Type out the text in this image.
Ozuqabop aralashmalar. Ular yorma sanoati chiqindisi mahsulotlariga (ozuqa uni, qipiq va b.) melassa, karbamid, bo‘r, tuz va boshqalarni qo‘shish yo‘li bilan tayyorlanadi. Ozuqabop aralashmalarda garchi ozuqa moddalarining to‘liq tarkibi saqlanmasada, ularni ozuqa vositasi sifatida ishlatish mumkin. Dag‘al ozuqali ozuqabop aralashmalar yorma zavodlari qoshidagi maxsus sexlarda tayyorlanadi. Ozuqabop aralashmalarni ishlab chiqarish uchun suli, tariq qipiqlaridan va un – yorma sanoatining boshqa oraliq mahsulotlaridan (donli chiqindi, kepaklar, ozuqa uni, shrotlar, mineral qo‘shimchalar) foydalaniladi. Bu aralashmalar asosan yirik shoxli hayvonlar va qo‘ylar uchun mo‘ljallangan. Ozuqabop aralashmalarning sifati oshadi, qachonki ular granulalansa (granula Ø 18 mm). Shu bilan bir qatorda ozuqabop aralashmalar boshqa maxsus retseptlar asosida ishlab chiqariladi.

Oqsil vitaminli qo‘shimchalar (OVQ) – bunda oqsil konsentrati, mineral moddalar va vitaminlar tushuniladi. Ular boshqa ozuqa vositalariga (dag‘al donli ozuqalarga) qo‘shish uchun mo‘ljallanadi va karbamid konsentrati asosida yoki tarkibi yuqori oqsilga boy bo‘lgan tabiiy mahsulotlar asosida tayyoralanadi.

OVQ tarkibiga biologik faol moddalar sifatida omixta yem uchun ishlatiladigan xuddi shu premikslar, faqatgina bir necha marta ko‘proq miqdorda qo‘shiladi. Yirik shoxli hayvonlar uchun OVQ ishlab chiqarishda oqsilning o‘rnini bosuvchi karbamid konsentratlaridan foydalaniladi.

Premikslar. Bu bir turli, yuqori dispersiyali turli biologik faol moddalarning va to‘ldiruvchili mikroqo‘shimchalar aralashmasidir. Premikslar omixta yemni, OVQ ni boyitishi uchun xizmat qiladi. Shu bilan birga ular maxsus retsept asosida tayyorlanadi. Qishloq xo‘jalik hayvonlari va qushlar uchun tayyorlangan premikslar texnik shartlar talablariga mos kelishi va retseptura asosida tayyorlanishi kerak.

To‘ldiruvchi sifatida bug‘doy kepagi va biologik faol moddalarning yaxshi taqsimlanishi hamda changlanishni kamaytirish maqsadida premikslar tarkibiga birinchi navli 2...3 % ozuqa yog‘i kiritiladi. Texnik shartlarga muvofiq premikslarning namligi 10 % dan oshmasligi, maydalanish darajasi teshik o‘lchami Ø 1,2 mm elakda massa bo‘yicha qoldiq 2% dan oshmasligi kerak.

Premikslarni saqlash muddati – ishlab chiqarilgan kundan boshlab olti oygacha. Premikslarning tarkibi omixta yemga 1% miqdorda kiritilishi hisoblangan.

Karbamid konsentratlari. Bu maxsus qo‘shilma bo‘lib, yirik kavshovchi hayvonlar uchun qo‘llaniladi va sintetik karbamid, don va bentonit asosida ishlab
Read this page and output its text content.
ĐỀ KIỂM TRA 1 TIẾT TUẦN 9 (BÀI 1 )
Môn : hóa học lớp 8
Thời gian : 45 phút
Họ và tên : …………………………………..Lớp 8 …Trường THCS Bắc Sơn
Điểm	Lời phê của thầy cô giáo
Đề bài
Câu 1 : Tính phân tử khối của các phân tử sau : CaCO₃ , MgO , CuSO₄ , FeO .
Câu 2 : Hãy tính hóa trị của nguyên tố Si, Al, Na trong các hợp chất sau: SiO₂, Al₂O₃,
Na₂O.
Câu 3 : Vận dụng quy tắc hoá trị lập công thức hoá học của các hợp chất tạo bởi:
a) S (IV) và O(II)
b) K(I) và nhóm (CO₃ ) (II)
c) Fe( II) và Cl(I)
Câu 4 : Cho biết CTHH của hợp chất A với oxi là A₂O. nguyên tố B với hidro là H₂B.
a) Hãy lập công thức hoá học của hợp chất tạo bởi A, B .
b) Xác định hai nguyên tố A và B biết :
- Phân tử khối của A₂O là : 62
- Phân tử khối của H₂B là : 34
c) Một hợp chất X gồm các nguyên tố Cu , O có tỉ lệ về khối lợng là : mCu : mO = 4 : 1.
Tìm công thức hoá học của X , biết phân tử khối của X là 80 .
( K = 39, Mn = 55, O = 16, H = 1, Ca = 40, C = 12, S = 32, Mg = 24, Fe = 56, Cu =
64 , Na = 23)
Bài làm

**SHORT PROBLEM:** Search the lines above for the string "miqdorda" and copy each line that has it.

**RESPONSE BELOW:**
OVQ tarkibiga biologik faol moddalar sifatida omixta yem uchun ishlatiladigan xuddi shu premikslar, faqatgina bir necha marta ko‘proq miqdorda qo‘shiladi. Yirik shoxli hayvonlar uchun OVQ ishlab chiqarishda oqsilning o‘rnini bosuvchi karbamid konsentratlaridan foydalaniladi.
Premikslarni saqlash muddati – ishlab chiqarilgan kundan boshlab olti oygacha. Premikslarning tarkibi omixta yemga 1% miqdorda kiritilishi hisoblangan.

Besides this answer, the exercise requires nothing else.